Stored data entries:
------------------------

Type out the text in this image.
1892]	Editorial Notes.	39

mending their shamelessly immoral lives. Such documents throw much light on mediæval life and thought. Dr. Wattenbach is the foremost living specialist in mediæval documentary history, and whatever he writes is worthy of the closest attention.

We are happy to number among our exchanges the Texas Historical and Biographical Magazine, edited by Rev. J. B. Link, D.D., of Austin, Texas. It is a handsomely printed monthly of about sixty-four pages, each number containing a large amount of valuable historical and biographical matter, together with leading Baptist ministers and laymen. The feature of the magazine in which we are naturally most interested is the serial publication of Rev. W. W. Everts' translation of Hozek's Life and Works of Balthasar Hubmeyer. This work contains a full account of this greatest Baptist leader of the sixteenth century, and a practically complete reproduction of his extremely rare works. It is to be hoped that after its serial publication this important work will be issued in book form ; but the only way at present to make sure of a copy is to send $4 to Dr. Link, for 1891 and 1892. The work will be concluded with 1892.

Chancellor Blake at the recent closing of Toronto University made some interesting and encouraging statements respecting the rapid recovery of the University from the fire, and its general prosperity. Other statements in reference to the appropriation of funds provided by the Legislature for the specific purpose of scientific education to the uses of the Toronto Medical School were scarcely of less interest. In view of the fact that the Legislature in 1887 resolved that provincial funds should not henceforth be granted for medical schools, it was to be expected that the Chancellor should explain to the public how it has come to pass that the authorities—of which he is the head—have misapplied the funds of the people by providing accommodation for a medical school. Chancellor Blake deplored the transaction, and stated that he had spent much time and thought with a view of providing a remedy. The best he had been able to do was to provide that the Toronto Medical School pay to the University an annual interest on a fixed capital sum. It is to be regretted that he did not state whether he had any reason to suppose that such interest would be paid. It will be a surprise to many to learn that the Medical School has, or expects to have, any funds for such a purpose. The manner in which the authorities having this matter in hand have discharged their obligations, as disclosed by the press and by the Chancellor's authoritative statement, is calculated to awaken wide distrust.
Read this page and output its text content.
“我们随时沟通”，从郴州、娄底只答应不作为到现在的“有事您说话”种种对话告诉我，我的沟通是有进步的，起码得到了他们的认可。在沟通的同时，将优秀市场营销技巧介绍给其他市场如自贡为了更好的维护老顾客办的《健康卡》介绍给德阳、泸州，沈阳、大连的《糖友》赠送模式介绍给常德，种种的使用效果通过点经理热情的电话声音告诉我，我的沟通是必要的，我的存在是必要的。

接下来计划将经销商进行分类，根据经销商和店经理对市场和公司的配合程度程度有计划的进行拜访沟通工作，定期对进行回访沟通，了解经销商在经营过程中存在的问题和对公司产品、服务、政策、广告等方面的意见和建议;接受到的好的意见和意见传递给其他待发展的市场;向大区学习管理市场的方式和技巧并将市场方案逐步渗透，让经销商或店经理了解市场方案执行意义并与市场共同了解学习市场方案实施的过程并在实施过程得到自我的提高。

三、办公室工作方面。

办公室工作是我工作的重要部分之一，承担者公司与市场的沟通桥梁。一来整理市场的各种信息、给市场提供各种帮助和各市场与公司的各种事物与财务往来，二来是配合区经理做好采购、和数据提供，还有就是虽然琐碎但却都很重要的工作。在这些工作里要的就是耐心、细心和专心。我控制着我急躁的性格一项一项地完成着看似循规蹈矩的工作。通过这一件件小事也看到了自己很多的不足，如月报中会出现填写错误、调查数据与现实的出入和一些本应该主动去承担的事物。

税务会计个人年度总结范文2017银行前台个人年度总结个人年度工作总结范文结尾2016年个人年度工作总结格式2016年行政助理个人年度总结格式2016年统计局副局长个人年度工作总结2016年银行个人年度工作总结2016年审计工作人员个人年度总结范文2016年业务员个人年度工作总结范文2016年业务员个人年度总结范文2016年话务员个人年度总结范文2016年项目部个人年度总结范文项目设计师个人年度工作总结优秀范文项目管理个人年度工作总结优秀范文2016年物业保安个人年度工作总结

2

------------------------

Given exercise: Exactly as written, give the line containing "Read this page and output its text content." and all remaining lines of the records.

Response below:
Read this page and output its text content.
“我们随时沟通”，从郴州、娄底只答应不作为到现在的“有事您说话”种种对话告诉我，我的沟通是有进步的，起码得到了他们的认可。在沟通的同时，将优秀市场营销技巧介绍给其他市场如自贡为了更好的维护老顾客办的《健康卡》介绍给德阳、泸州，沈阳、大连的《糖友》赠送模式介绍给常德，种种的使用效果通过点经理热情的电话声音告诉我，我的沟通是必要的，我的存在是必要的。

接下来计划将经销商进行分类，根据经销商和店经理对市场和公司的配合程度程度有计划的进行拜访沟通工作，定期对进行回访沟通，了解经销商在经营过程中存在的问题和对公司产品、服务、政策、广告等方面的意见和建议;接受到的好的意见和意见传递给其他待发展的市场;向大区学习管理市场的方式和技巧并将市场方案逐步渗透，让经销商或店经理了解市场方案执行意义并与市场共同了解学习市场方案实施的过程并在实施过程得到自我的提高。

三、办公室工作方面。

办公室工作是我工作的重要部分之一，承担者公司与市场的沟通桥梁。一来整理市场的各种信息、给市场提供各种帮助和各市场与公司的各种事物与财务往来，二来是配合区经理做好采购、和数据提供，还有就是虽然琐碎但却都很重要的工作。在这些工作里要的就是耐心、细心和专心。我控制着我急躁的性格一项一项地完成着看似循规蹈矩的工作。通过这一件件小事也看到了自己很多的不足，如月报中会出现填写错误、调查数据与现实的出入和一些本应该主动去承担的事物。

税务会计个人年度总结范文2017银行前台个人年度总结个人年度工作总结范文结尾2016年个人年度工作总结格式2016年行政助理个人年度总结格式2016年统计局副局长个人年度工作总结2016年银行个人年度工作总结2016年审计工作人员个人年度总结范文2016年业务员个人年度工作总结范文2016年业务员个人年度总结范文2016年话务员个人年度总结范文2016年项目部个人年度总结范文项目设计师个人年度工作总结优秀范文项目管理个人年度工作总结优秀范文2016年物业保安个人年度工作总结

2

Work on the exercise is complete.